• SHORT EXERCISE: Copy each line of the data below with the word "Dakota".

• LISTED RECORDS:
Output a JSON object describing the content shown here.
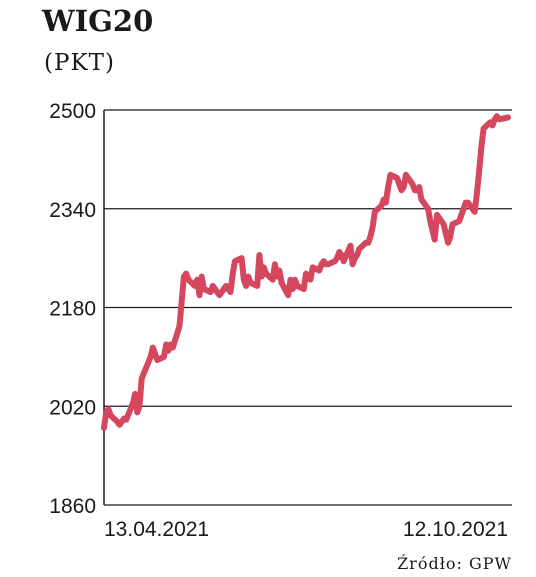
{
  "chart_data": {
    "type": "line",
    "title": "WIG20",
    "subtitle": "(PKT)",
    "source": "Źródło: GPW",
    "xlabel": "",
    "ylabel": "",
    "ylim": [
      1860,
      2500
    ],
    "yticks": [
      1860,
      2020,
      2180,
      2340,
      2500
    ],
    "x_tick_labels": [
      "13.04.2021",
      "12.10.2021"
    ],
    "x_range": [
      "2021-04-13",
      "2021-10-12"
    ],
    "grid": "horizontal",
    "line_color": "#d4475e",
    "series": [
      {
        "x": [
          "2021-04-13",
          "2021-04-14",
          "2021-04-15",
          "2021-04-16",
          "2021-04-19",
          "2021-04-20",
          "2021-04-21",
          "2021-04-22",
          "2021-04-23",
          "2021-04-26",
          "2021-04-27",
          "2021-04-28",
          "2021-04-29",
          "2021-04-30",
          "2021-05-04",
          "2021-05-05",
          "2021-05-06",
          "2021-05-07",
          "2021-05-10",
          "2021-05-11",
          "2021-05-12",
          "2021-05-13",
          "2021-05-14",
          "2021-05-17",
          "2021-05-18",
          "2021-05-19",
          "2021-05-20",
          "2021-05-21",
          "2021-05-24",
          "2021-05-25",
          "2021-05-26",
          "2021-05-27",
          "2021-05-28",
          "2021-05-31",
          "2021-06-01",
          "2021-06-02",
          "2021-06-04",
          "2021-06-07",
          "2021-06-08",
          "2021-06-09",
          "2021-06-10",
          "2021-06-11",
          "2021-06-14",
          "2021-06-15",
          "2021-06-16",
          "2021-06-17",
          "2021-06-18",
          "2021-06-21",
          "2021-06-22",
          "2021-06-23",
          "2021-06-24",
          "2021-06-25",
          "2021-06-28",
          "2021-06-29",
          "2021-06-30",
          "2021-07-01",
          "2021-07-02",
          "2021-07-05",
          "2021-07-06",
          "2021-07-07",
          "2021-07-08",
          "2021-07-09",
          "2021-07-12",
          "2021-07-13",
          "2021-07-14",
          "2021-07-15",
          "2021-07-16",
          "2021-07-19",
          "2021-07-20",
          "2021-07-21",
          "2021-07-22",
          "2021-07-23",
          "2021-07-26",
          "2021-07-27",
          "2021-07-28",
          "2021-07-29",
          "2021-07-30",
          "2021-08-02",
          "2021-08-03",
          "2021-08-04",
          "2021-08-05",
          "2021-08-06",
          "2021-08-09",
          "2021-08-10",
          "2021-08-11",
          "2021-08-12",
          "2021-08-13",
          "2021-08-16",
          "2021-08-17",
          "2021-08-18",
          "2021-08-19",
          "2021-08-20",
          "2021-08-23",
          "2021-08-24",
          "2021-08-25",
          "2021-08-26",
          "2021-08-27",
          "2021-08-30",
          "2021-08-31",
          "2021-09-01",
          "2021-09-02",
          "2021-09-03",
          "2021-09-06",
          "2021-09-07",
          "2021-09-08",
          "2021-09-09",
          "2021-09-10",
          "2021-09-13",
          "2021-09-14",
          "2021-09-15",
          "2021-09-16",
          "2021-09-17",
          "2021-09-20",
          "2021-09-21",
          "2021-09-22",
          "2021-09-23",
          "2021-09-24",
          "2021-09-27",
          "2021-09-28",
          "2021-09-29",
          "2021-09-30",
          "2021-10-01",
          "2021-10-04",
          "2021-10-05",
          "2021-10-06",
          "2021-10-07",
          "2021-10-08",
          "2021-10-11",
          "2021-10-12"
        ],
        "y": [
          1985,
          2010,
          2015,
          2005,
          1995,
          1990,
          1995,
          2000,
          1998,
          2025,
          2040,
          2010,
          2020,
          2065,
          2100,
          2115,
          2105,
          2095,
          2100,
          2120,
          2110,
          2120,
          2115,
          2150,
          2190,
          2230,
          2235,
          2225,
          2215,
          2225,
          2200,
          2230,
          2210,
          2205,
          2215,
          2210,
          2200,
          2215,
          2210,
          2205,
          2235,
          2255,
          2260,
          2225,
          2215,
          2230,
          2220,
          2215,
          2265,
          2230,
          2245,
          2235,
          2225,
          2250,
          2230,
          2240,
          2220,
          2200,
          2225,
          2210,
          2225,
          2215,
          2210,
          2235,
          2230,
          2225,
          2245,
          2240,
          2250,
          2255,
          2250,
          2250,
          2255,
          2260,
          2270,
          2265,
          2255,
          2280,
          2250,
          2260,
          2265,
          2275,
          2285,
          2285,
          2295,
          2310,
          2335,
          2345,
          2355,
          2350,
          2375,
          2395,
          2390,
          2380,
          2370,
          2375,
          2395,
          2380,
          2370,
          2370,
          2375,
          2355,
          2340,
          2320,
          2305,
          2290,
          2330,
          2315,
          2300,
          2285,
          2295,
          2315,
          2320,
          2330,
          2340,
          2350,
          2350,
          2335,
          2365,
          2400,
          2440,
          2470,
          2480,
          2475,
          2485,
          2490,
          2485,
          2487,
          2488
        ]
      }
    ]
  }
}
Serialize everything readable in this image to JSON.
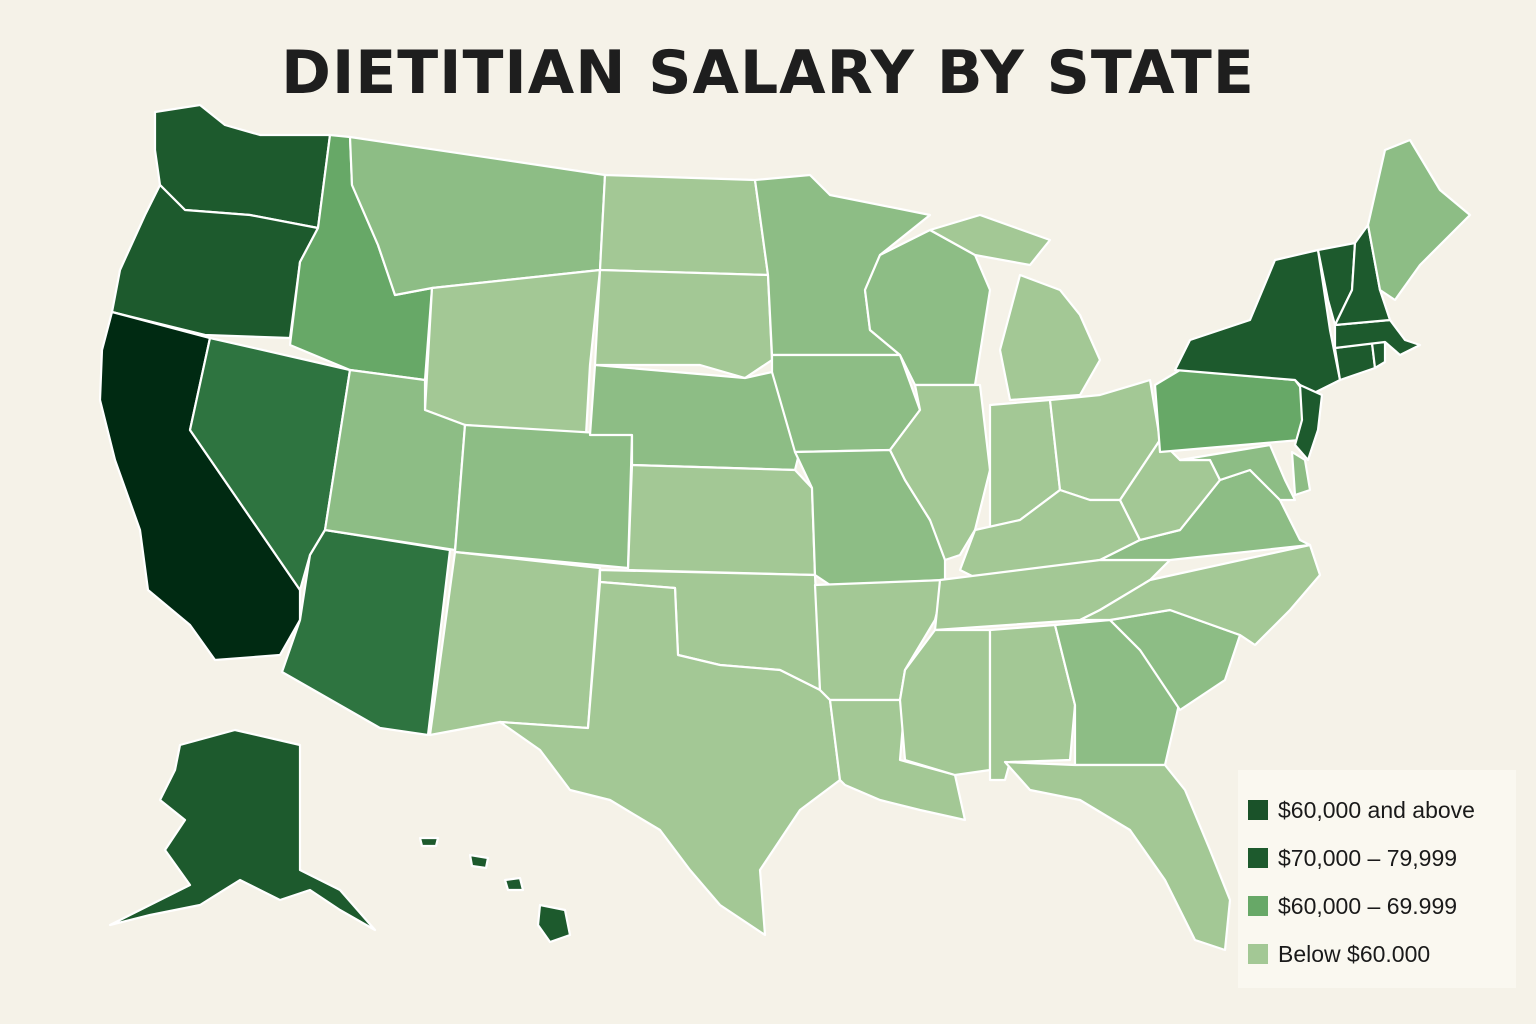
{
  "title": "DIETITIAN SALARY BY STATE",
  "colors": {
    "background": "#f5f2e8",
    "tier_top": "#002a12",
    "tier_80": "#1d5a2d",
    "tier_75": "#2e7440",
    "tier_60_69": "#67a867",
    "tier_mid": "#8dbd85",
    "tier_below_60": "#a3c895"
  },
  "legend": {
    "items": [
      {
        "label": "$60,000 and above",
        "color": "#1a5229"
      },
      {
        "label": "$70,000 – 79,999",
        "color": "#1d5a2d"
      },
      {
        "label": "$60,000 – 69.999",
        "color": "#67a867"
      },
      {
        "label": "Below $60.000",
        "color": "#a3c895"
      }
    ]
  },
  "states": [
    {
      "name": "Washington",
      "tier": "tier_80"
    },
    {
      "name": "Oregon",
      "tier": "tier_80"
    },
    {
      "name": "California",
      "tier": "tier_top"
    },
    {
      "name": "Nevada",
      "tier": "tier_75"
    },
    {
      "name": "Arizona",
      "tier": "tier_75"
    },
    {
      "name": "Idaho",
      "tier": "tier_60_69"
    },
    {
      "name": "Montana",
      "tier": "tier_mid"
    },
    {
      "name": "Wyoming",
      "tier": "tier_below_60"
    },
    {
      "name": "Utah",
      "tier": "tier_mid"
    },
    {
      "name": "Colorado",
      "tier": "tier_mid"
    },
    {
      "name": "New Mexico",
      "tier": "tier_below_60"
    },
    {
      "name": "North Dakota",
      "tier": "tier_below_60"
    },
    {
      "name": "South Dakota",
      "tier": "tier_below_60"
    },
    {
      "name": "Nebraska",
      "tier": "tier_mid"
    },
    {
      "name": "Kansas",
      "tier": "tier_below_60"
    },
    {
      "name": "Oklahoma",
      "tier": "tier_below_60"
    },
    {
      "name": "Texas",
      "tier": "tier_below_60"
    },
    {
      "name": "Minnesota",
      "tier": "tier_mid"
    },
    {
      "name": "Iowa",
      "tier": "tier_mid"
    },
    {
      "name": "Missouri",
      "tier": "tier_mid"
    },
    {
      "name": "Arkansas",
      "tier": "tier_below_60"
    },
    {
      "name": "Louisiana",
      "tier": "tier_below_60"
    },
    {
      "name": "Wisconsin",
      "tier": "tier_mid"
    },
    {
      "name": "Illinois",
      "tier": "tier_below_60"
    },
    {
      "name": "Michigan",
      "tier": "tier_below_60"
    },
    {
      "name": "Indiana",
      "tier": "tier_below_60"
    },
    {
      "name": "Ohio",
      "tier": "tier_below_60"
    },
    {
      "name": "Kentucky",
      "tier": "tier_below_60"
    },
    {
      "name": "Tennessee",
      "tier": "tier_below_60"
    },
    {
      "name": "Mississippi",
      "tier": "tier_below_60"
    },
    {
      "name": "Alabama",
      "tier": "tier_below_60"
    },
    {
      "name": "Georgia",
      "tier": "tier_mid"
    },
    {
      "name": "Florida",
      "tier": "tier_below_60"
    },
    {
      "name": "South Carolina",
      "tier": "tier_mid"
    },
    {
      "name": "North Carolina",
      "tier": "tier_below_60"
    },
    {
      "name": "Virginia",
      "tier": "tier_mid"
    },
    {
      "name": "West Virginia",
      "tier": "tier_below_60"
    },
    {
      "name": "Pennsylvania",
      "tier": "tier_60_69"
    },
    {
      "name": "New York",
      "tier": "tier_80"
    },
    {
      "name": "New Jersey",
      "tier": "tier_80"
    },
    {
      "name": "Maryland",
      "tier": "tier_mid"
    },
    {
      "name": "Delaware",
      "tier": "tier_mid"
    },
    {
      "name": "Connecticut",
      "tier": "tier_80"
    },
    {
      "name": "Rhode Island",
      "tier": "tier_80"
    },
    {
      "name": "Massachusetts",
      "tier": "tier_80"
    },
    {
      "name": "Vermont",
      "tier": "tier_80"
    },
    {
      "name": "New Hampshire",
      "tier": "tier_80"
    },
    {
      "name": "Maine",
      "tier": "tier_mid"
    },
    {
      "name": "Alaska",
      "tier": "tier_80"
    },
    {
      "name": "Hawaii",
      "tier": "tier_80"
    }
  ]
}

• RESULT FOR THIS TASK:
      "name": "North Dakota",
      "name": "South Dakota",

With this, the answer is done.